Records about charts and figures
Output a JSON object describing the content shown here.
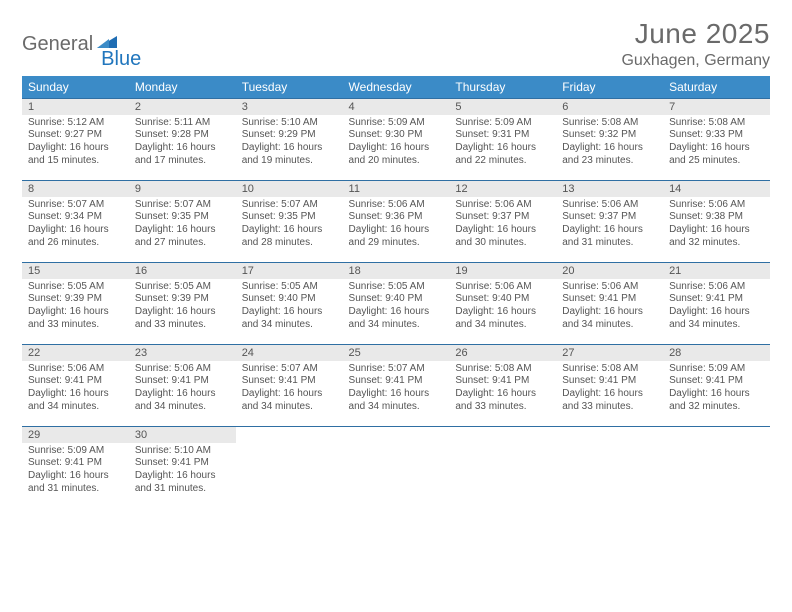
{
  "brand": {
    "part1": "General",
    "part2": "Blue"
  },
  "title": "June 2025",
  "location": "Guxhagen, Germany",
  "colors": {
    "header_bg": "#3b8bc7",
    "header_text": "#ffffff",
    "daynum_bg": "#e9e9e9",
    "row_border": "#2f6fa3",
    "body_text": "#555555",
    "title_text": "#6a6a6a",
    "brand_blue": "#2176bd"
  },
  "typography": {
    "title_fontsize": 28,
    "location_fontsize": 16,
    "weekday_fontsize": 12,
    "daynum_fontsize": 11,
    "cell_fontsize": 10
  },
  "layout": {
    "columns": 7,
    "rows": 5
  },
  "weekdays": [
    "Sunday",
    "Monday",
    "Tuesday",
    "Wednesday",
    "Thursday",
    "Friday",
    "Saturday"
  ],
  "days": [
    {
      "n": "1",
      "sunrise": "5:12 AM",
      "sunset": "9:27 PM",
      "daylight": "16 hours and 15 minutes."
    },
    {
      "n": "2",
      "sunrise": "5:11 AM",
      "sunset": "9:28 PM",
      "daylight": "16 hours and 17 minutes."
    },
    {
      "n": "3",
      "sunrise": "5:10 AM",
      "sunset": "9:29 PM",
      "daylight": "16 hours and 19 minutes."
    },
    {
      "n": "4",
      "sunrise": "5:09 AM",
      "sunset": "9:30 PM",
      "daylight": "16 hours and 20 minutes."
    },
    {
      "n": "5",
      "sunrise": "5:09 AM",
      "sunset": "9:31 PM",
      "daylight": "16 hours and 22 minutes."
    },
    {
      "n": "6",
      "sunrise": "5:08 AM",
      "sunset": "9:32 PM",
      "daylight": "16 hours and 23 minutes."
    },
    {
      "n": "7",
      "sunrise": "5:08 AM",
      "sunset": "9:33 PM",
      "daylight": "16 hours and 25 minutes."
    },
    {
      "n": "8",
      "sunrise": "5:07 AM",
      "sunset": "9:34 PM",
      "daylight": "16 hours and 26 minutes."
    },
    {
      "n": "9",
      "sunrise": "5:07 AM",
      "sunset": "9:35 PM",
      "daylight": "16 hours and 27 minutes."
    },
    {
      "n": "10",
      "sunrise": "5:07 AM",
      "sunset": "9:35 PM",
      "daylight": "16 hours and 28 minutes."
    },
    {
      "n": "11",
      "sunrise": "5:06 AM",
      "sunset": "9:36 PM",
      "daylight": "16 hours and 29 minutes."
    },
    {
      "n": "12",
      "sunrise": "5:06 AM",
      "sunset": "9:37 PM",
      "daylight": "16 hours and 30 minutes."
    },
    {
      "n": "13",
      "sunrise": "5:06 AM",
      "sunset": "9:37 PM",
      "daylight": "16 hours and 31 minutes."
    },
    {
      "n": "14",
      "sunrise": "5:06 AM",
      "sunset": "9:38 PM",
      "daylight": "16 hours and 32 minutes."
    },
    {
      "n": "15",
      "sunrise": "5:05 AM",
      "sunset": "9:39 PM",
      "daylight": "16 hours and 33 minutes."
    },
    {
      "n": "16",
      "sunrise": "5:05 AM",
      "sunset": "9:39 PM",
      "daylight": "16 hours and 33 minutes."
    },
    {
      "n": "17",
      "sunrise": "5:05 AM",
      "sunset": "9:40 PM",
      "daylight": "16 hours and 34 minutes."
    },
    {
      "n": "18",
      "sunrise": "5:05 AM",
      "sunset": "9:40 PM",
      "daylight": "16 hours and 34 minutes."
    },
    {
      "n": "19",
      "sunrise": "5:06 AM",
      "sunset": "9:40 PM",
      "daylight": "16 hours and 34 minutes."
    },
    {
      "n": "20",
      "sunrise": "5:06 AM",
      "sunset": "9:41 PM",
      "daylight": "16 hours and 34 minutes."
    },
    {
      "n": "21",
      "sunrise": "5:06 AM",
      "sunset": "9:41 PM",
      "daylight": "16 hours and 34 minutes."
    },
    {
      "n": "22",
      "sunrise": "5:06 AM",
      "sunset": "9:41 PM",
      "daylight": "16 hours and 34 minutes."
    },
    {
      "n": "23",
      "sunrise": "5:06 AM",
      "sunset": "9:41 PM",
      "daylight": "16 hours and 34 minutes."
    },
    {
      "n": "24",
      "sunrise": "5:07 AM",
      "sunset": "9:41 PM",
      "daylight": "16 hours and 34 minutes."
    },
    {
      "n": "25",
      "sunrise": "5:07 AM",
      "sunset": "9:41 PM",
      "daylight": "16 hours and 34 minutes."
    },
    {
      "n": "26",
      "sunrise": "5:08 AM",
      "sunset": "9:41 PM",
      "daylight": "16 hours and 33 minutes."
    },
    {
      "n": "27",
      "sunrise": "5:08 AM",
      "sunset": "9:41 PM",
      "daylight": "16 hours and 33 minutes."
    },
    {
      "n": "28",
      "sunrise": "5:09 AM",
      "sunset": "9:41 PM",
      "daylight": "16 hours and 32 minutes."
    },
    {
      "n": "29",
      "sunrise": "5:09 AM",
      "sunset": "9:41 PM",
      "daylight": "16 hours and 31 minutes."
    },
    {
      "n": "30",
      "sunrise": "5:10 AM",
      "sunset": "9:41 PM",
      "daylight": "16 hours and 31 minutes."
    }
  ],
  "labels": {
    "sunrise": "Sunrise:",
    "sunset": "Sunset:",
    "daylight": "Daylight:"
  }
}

GIVEN EXERCISE -
Repeat every record above exactly, but leave out any pictures.

WRITTEN SOLUTION -
Output a JSON object describing the content shown here.
{
  "brand": {
    "part1": "General",
    "part2": "Blue"
  },
  "title": "June 2025",
  "location": "Guxhagen, Germany",
  "colors": {
    "header_bg": "#3b8bc7",
    "header_text": "#ffffff",
    "daynum_bg": "#e9e9e9",
    "row_border": "#2f6fa3",
    "body_text": "#555555",
    "title_text": "#6a6a6a",
    "brand_blue": "#2176bd"
  },
  "typography": {
    "title_fontsize": 28,
    "location_fontsize": 16,
    "weekday_fontsize": 12,
    "daynum_fontsize": 11,
    "cell_fontsize": 10
  },
  "layout": {
    "columns": 7,
    "rows": 5
  },
  "weekdays": [
    "Sunday",
    "Monday",
    "Tuesday",
    "Wednesday",
    "Thursday",
    "Friday",
    "Saturday"
  ],
  "days": [
    {
      "n": "1",
      "sunrise": "5:12 AM",
      "sunset": "9:27 PM",
      "daylight": "16 hours and 15 minutes."
    },
    {
      "n": "2",
      "sunrise": "5:11 AM",
      "sunset": "9:28 PM",
      "daylight": "16 hours and 17 minutes."
    },
    {
      "n": "3",
      "sunrise": "5:10 AM",
      "sunset": "9:29 PM",
      "daylight": "16 hours and 19 minutes."
    },
    {
      "n": "4",
      "sunrise": "5:09 AM",
      "sunset": "9:30 PM",
      "daylight": "16 hours and 20 minutes."
    },
    {
      "n": "5",
      "sunrise": "5:09 AM",
      "sunset": "9:31 PM",
      "daylight": "16 hours and 22 minutes."
    },
    {
      "n": "6",
      "sunrise": "5:08 AM",
      "sunset": "9:32 PM",
      "daylight": "16 hours and 23 minutes."
    },
    {
      "n": "7",
      "sunrise": "5:08 AM",
      "sunset": "9:33 PM",
      "daylight": "16 hours and 25 minutes."
    },
    {
      "n": "8",
      "sunrise": "5:07 AM",
      "sunset": "9:34 PM",
      "daylight": "16 hours and 26 minutes."
    },
    {
      "n": "9",
      "sunrise": "5:07 AM",
      "sunset": "9:35 PM",
      "daylight": "16 hours and 27 minutes."
    },
    {
      "n": "10",
      "sunrise": "5:07 AM",
      "sunset": "9:35 PM",
      "daylight": "16 hours and 28 minutes."
    },
    {
      "n": "11",
      "sunrise": "5:06 AM",
      "sunset": "9:36 PM",
      "daylight": "16 hours and 29 minutes."
    },
    {
      "n": "12",
      "sunrise": "5:06 AM",
      "sunset": "9:37 PM",
      "daylight": "16 hours and 30 minutes."
    },
    {
      "n": "13",
      "sunrise": "5:06 AM",
      "sunset": "9:37 PM",
      "daylight": "16 hours and 31 minutes."
    },
    {
      "n": "14",
      "sunrise": "5:06 AM",
      "sunset": "9:38 PM",
      "daylight": "16 hours and 32 minutes."
    },
    {
      "n": "15",
      "sunrise": "5:05 AM",
      "sunset": "9:39 PM",
      "daylight": "16 hours and 33 minutes."
    },
    {
      "n": "16",
      "sunrise": "5:05 AM",
      "sunset": "9:39 PM",
      "daylight": "16 hours and 33 minutes."
    },
    {
      "n": "17",
      "sunrise": "5:05 AM",
      "sunset": "9:40 PM",
      "daylight": "16 hours and 34 minutes."
    },
    {
      "n": "18",
      "sunrise": "5:05 AM",
      "sunset": "9:40 PM",
      "daylight": "16 hours and 34 minutes."
    },
    {
      "n": "19",
      "sunrise": "5:06 AM",
      "sunset": "9:40 PM",
      "daylight": "16 hours and 34 minutes."
    },
    {
      "n": "20",
      "sunrise": "5:06 AM",
      "sunset": "9:41 PM",
      "daylight": "16 hours and 34 minutes."
    },
    {
      "n": "21",
      "sunrise": "5:06 AM",
      "sunset": "9:41 PM",
      "daylight": "16 hours and 34 minutes."
    },
    {
      "n": "22",
      "sunrise": "5:06 AM",
      "sunset": "9:41 PM",
      "daylight": "16 hours and 34 minutes."
    },
    {
      "n": "23",
      "sunrise": "5:06 AM",
      "sunset": "9:41 PM",
      "daylight": "16 hours and 34 minutes."
    },
    {
      "n": "24",
      "sunrise": "5:07 AM",
      "sunset": "9:41 PM",
      "daylight": "16 hours and 34 minutes."
    },
    {
      "n": "25",
      "sunrise": "5:07 AM",
      "sunset": "9:41 PM",
      "daylight": "16 hours and 34 minutes."
    },
    {
      "n": "26",
      "sunrise": "5:08 AM",
      "sunset": "9:41 PM",
      "daylight": "16 hours and 33 minutes."
    },
    {
      "n": "27",
      "sunrise": "5:08 AM",
      "sunset": "9:41 PM",
      "daylight": "16 hours and 33 minutes."
    },
    {
      "n": "28",
      "sunrise": "5:09 AM",
      "sunset": "9:41 PM",
      "daylight": "16 hours and 32 minutes."
    },
    {
      "n": "29",
      "sunrise": "5:09 AM",
      "sunset": "9:41 PM",
      "daylight": "16 hours and 31 minutes."
    },
    {
      "n": "30",
      "sunrise": "5:10 AM",
      "sunset": "9:41 PM",
      "daylight": "16 hours and 31 minutes."
    }
  ],
  "labels": {
    "sunrise": "Sunrise:",
    "sunset": "Sunset:",
    "daylight": "Daylight:"
  }
}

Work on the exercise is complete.